What is being asked: Copy out every line in which the string "kerekek" occurs.

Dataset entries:
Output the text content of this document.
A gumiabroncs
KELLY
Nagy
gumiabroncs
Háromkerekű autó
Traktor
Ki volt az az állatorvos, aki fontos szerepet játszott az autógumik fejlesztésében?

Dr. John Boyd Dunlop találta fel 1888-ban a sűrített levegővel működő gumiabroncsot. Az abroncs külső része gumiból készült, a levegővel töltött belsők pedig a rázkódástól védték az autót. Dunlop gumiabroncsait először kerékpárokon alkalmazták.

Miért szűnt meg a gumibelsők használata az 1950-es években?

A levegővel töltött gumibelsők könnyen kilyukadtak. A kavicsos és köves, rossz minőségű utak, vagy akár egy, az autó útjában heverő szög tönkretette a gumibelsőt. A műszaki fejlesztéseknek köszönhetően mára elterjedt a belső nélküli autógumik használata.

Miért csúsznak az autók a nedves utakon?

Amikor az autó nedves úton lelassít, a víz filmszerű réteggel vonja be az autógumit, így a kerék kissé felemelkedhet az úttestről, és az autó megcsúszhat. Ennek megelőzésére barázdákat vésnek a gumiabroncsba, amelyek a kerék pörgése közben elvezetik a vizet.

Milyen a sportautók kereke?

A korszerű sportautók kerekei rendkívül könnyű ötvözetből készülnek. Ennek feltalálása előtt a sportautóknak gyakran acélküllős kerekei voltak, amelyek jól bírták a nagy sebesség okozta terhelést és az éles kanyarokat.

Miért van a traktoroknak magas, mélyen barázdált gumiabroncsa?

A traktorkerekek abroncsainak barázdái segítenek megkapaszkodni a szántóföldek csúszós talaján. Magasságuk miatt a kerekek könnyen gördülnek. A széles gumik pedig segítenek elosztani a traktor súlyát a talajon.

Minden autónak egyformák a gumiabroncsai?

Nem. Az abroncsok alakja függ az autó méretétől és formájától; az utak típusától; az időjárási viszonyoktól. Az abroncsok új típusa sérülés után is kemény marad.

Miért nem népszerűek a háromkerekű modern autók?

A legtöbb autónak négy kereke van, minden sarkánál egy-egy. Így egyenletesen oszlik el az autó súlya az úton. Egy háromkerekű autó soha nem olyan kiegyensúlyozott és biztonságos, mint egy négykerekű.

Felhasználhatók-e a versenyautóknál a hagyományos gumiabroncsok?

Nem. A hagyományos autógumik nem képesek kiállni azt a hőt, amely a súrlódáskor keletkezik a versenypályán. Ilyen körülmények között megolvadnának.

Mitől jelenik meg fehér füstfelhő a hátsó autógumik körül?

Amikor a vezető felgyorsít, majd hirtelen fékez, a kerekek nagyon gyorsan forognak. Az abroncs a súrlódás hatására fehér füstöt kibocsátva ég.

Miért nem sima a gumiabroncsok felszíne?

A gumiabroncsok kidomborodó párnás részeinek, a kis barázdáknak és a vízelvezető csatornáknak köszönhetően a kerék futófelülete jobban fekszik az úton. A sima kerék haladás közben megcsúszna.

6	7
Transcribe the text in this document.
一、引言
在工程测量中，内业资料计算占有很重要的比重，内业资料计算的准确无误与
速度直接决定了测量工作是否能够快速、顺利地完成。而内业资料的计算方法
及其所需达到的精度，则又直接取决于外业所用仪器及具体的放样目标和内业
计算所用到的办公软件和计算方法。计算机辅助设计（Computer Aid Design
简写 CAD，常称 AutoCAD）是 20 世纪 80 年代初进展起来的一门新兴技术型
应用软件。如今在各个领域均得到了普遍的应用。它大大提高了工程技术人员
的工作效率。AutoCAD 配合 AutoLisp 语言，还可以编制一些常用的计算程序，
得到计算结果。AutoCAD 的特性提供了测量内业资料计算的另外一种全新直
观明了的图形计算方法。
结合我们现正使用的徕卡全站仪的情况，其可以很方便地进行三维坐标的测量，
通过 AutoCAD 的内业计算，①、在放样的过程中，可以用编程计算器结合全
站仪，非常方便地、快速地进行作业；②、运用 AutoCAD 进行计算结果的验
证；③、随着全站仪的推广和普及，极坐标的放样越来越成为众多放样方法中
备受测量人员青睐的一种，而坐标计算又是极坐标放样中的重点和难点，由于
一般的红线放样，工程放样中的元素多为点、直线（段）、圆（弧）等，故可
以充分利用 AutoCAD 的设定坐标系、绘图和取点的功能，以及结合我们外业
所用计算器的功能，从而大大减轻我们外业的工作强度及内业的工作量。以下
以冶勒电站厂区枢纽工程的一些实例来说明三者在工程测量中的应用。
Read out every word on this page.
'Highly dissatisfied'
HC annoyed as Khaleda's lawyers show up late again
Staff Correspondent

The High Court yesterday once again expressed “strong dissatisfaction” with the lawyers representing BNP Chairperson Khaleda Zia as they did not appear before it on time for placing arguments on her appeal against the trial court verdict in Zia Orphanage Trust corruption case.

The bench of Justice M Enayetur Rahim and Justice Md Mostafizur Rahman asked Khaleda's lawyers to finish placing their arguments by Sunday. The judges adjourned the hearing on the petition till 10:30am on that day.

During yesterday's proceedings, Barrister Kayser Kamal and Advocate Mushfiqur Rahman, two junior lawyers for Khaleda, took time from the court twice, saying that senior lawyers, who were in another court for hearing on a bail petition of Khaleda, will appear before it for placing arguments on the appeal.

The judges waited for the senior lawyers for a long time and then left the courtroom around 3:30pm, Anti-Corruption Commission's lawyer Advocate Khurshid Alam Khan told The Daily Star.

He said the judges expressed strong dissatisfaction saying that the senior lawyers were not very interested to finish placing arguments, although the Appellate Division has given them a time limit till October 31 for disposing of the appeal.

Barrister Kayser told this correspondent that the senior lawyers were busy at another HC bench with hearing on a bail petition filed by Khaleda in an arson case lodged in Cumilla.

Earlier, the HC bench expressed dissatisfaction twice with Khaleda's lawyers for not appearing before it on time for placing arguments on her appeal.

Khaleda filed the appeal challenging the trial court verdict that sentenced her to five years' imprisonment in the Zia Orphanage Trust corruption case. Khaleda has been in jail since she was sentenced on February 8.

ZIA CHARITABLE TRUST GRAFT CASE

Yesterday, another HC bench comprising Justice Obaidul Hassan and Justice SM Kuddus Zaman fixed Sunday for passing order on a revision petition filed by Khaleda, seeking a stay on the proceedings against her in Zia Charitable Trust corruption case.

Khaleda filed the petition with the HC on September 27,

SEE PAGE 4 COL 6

Output below:
A traktorkerekek abroncsainak barázdái segítenek megkapaszkodni a szántóföldek csúszós talaján. Magasságuk miatt a kerekek könnyen gördülnek. A széles gumik pedig segítenek elosztani a traktor súlyát a talajon.
Amikor a vezető felgyorsít, majd hirtelen fékez, a kerekek nagyon gyorsan forognak. Az abroncs a súrlódás hatására fehér füstöt kibocsátva ég.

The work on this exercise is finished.